Li Cunxin, the great ballet star, is the subject of a film by Bruce Beresford based on Li's autobiography, which opened in the U.S. last week.  I saw it tonight at the Landmark Cinema.  It is "fantastic."  (Anybody who has seen the film will recognize the significance of that descriptor.)

I had seen the trailer for this film earlier in the summer when I went to Landmark to see "I Am Love."  In a summer when major studio releases worth seeing are thin on the ground, I've found myself more often at Landmark to see foreign films.  This is a foreign film in the sense that the filmmaker is Australian and some of the filming was done in Australia, but it is also a foreign film as the main subject is a native of China and large parts of the film are in Chinese with English subtitles.  Three different actors portray the main subject - as a little boy, removed from his rural village by the authorities to be trained at a ballet academy in Beijing; - as a teenage student of the ballet school; - and as a young man, spotted as potential talent by a visiting choreographer from the Houston Ballet who persuades the authorities to allow him to come to Houston as a student for the Houston Ballet's summer program. 

The film is basically set in Houston during that summer, with lengthy flashbacks to tell the story of Li from his youth to the time of his arrival in Houston, and extended sequences showing Li's development that summer into a star, pressed into service when a lead dancer suffers an injury, making his spectacular debut, and deciding to resist returning to China at the end of the summer, despite the orders of the Chinese government.  This was in 1981, when relations between China and the bellicose early Reagan Administration were quite tense.  Vice President George Bush, who had served as a diplomat in China, intervened to make it possible for Li to remain in the U.S.  He went on to a substantial career as a soloist in Houston, then moved to London and Australia, where he finished his career as a dancer, wrote his autobiography, went back to school for training in financial services, and has started a successful career in finance in Australia, where he lives with his wife, also a retired dancer, and their children.

++++

**REQUIRED ACTIONS**.
**1.** Transcribe the part of the film review starting with "Li Cunxin, the" and going on through "of that descriptor.)".
**2.** Answer these questions using the film review:
(a) At which cinema did the reviewer see the film?
(b) How many actors portray the main subject?
(c) In what year did Li spend the summer in Houston?
**3.** Decide whether each statement agrees with the film review, and quote the words that settle it:
(a) The filmmaker is Australian.
(b) Li finished his career as a dancer in Houston.
(c) Li's wife is also a retired dancer.
The records that follow the film review come from another source.

++++

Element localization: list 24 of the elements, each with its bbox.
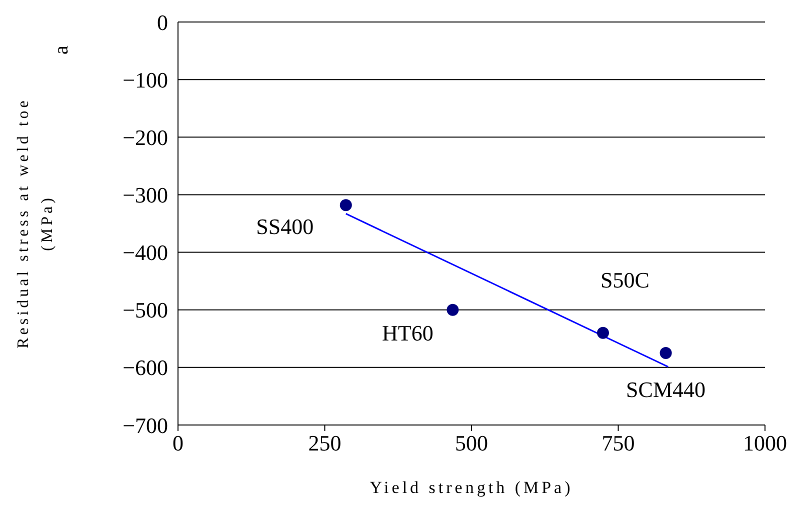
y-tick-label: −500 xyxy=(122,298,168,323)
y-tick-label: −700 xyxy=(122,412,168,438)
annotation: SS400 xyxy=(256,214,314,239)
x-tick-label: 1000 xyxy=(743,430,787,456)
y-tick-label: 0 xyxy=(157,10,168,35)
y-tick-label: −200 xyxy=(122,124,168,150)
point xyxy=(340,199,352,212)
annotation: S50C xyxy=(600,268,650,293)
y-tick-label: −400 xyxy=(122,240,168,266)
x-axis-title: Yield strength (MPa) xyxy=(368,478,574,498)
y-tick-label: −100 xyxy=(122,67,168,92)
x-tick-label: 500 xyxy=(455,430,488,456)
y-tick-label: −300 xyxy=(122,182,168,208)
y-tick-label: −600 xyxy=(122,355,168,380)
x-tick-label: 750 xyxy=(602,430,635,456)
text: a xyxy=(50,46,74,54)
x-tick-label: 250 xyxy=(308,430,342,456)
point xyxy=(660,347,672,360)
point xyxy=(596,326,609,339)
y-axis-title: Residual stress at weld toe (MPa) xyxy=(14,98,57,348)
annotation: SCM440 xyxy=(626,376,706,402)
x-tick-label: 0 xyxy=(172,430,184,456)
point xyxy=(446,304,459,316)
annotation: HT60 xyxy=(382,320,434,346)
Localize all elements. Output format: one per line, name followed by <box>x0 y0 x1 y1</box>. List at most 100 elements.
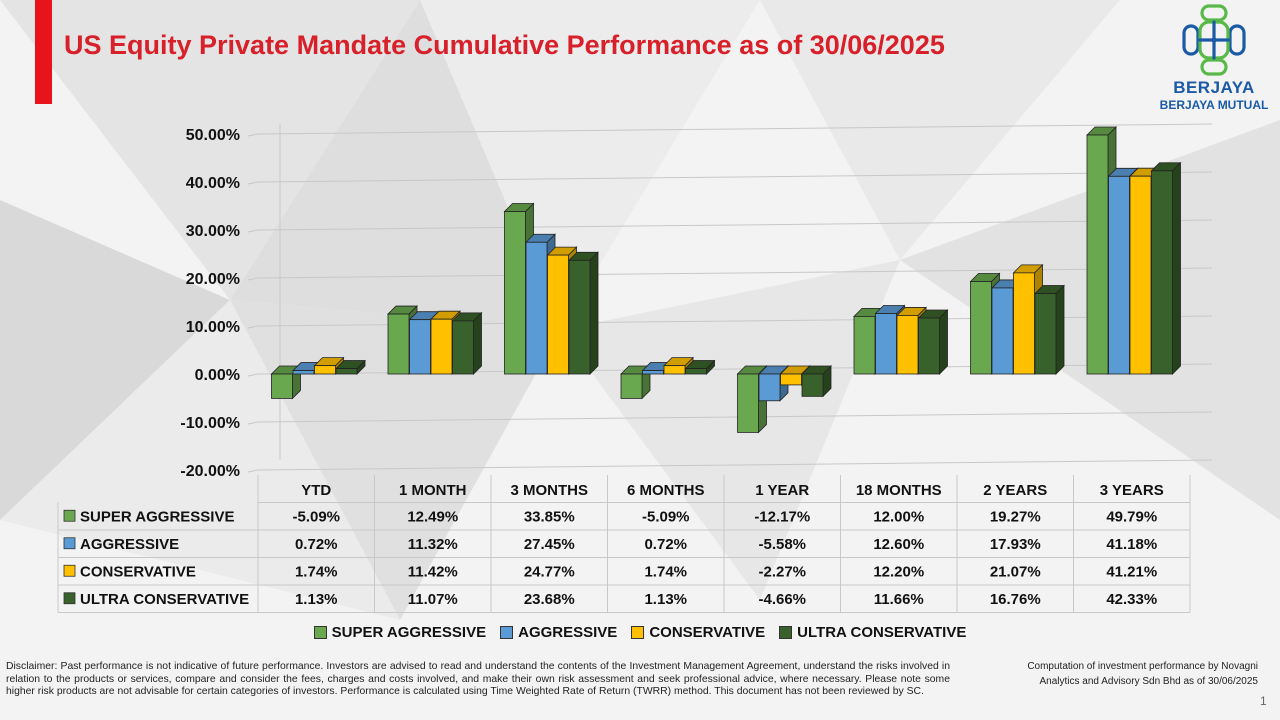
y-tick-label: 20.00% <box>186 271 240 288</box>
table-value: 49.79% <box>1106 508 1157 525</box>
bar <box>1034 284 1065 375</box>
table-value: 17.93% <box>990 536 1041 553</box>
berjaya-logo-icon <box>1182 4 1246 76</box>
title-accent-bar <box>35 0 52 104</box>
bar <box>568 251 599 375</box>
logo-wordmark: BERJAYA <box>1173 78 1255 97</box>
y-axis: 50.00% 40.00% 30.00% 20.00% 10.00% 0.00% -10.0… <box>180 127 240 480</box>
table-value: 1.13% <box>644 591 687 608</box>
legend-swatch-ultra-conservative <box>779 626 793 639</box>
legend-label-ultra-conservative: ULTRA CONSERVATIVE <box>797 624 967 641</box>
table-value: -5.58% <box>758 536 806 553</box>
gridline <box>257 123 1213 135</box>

++++

**ANSWERS TO THE PROBLEMS**.
**1.**
Li Cunxin, the great ballet star, is the subject of a film by Bruce Beresford based on Li's autobiography, which opened in the U.S. last week.  I saw it tonight at the Landmark Cinema.  It is "fantastic."  (Anybody who has seen the film will recognize the significance of that descriptor.)

**2.**
(a) The Landmark Cinema.
(b) Three.
(c) 1981.

**3.**
(a) Yes: "the filmmaker is Australian"
(b) No: "then moved to London and Australia, where he finished his career as a dancer"
(c) Yes: "his wife, also a retired dancer"